Task to carry out
Repeat exactly the lines from the line containing "What does this" to the last line of the listing, including both.

The input
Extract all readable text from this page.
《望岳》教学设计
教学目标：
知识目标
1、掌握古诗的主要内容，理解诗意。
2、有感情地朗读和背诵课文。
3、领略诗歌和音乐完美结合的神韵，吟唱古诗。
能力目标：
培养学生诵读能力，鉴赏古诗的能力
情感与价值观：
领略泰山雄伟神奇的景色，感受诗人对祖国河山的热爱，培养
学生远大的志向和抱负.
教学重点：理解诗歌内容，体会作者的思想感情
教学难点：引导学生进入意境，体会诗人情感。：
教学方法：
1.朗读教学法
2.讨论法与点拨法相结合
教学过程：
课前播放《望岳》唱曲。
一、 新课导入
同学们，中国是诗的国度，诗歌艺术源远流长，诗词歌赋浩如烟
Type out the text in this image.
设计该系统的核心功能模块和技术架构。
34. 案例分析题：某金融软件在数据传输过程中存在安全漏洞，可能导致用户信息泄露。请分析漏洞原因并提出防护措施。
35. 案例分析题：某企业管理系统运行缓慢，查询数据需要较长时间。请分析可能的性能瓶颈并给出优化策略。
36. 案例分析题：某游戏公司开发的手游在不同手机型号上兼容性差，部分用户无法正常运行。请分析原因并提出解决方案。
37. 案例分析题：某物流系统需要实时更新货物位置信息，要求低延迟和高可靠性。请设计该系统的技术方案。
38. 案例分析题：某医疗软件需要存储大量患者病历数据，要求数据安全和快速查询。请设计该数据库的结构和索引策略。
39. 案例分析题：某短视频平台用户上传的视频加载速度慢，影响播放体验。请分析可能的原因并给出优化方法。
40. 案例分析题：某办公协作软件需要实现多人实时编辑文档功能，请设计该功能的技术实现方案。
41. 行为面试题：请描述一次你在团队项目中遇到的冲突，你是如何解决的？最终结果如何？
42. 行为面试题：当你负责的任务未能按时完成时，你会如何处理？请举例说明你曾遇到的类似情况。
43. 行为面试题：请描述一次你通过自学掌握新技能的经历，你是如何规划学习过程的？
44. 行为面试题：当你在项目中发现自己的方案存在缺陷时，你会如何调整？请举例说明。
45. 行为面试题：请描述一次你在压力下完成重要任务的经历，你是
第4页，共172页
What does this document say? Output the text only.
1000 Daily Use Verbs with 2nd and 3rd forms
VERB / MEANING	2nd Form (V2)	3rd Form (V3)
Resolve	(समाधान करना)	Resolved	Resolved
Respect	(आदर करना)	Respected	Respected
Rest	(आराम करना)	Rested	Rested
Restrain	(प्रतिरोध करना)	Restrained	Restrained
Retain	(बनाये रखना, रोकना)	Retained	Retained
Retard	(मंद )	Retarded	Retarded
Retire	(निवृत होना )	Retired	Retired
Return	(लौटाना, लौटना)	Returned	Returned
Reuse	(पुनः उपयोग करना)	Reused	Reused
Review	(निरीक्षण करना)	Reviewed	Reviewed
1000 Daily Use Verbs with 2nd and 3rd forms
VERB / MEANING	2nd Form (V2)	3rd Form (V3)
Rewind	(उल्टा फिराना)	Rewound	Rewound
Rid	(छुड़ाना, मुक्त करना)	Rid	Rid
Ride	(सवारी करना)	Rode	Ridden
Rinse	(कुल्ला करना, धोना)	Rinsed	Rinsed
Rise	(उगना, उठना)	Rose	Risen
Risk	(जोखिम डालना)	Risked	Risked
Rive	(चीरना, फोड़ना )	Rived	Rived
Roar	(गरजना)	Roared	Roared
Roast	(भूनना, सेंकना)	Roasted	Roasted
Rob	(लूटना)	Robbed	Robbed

Reply to the task
What does this document say? Output the text only.
1000 Daily Use Verbs with 2nd and 3rd forms
VERB / MEANING	2nd Form (V2)	3rd Form (V3)
Resolve	(समाधान करना)	Resolved	Resolved
Respect	(आदर करना)	Respected	Respected
Rest	(आराम करना)	Rested	Rested
Restrain	(प्रतिरोध करना)	Restrained	Restrained
Retain	(बनाये रखना, रोकना)	Retained	Retained
Retard	(मंद )	Retarded	Retarded
Retire	(निवृत होना )	Retired	Retired
Return	(लौटाना, लौटना)	Returned	Returned
Reuse	(पुनः उपयोग करना)	Reused	Reused
Review	(निरीक्षण करना)	Reviewed	Reviewed
1000 Daily Use Verbs with 2nd and 3rd forms
VERB / MEANING	2nd Form (V2)	3rd Form (V3)
Rewind	(उल्टा फिराना)	Rewound	Rewound
Rid	(छुड़ाना, मुक्त करना)	Rid	Rid
Ride	(सवारी करना)	Rode	Ridden
Rinse	(कुल्ला करना, धोना)	Rinsed	Rinsed
Rise	(उगना, उठना)	Rose	Risen
Risk	(जोखिम डालना)	Risked	Risked
Rive	(चीरना, फोड़ना )	Rived	Rived
Roar	(गरजना)	Roared	Roared
Roast	(भूनना, सेंकना)	Roasted	Roasted
Rob	(लूटना)	Robbed	Robbed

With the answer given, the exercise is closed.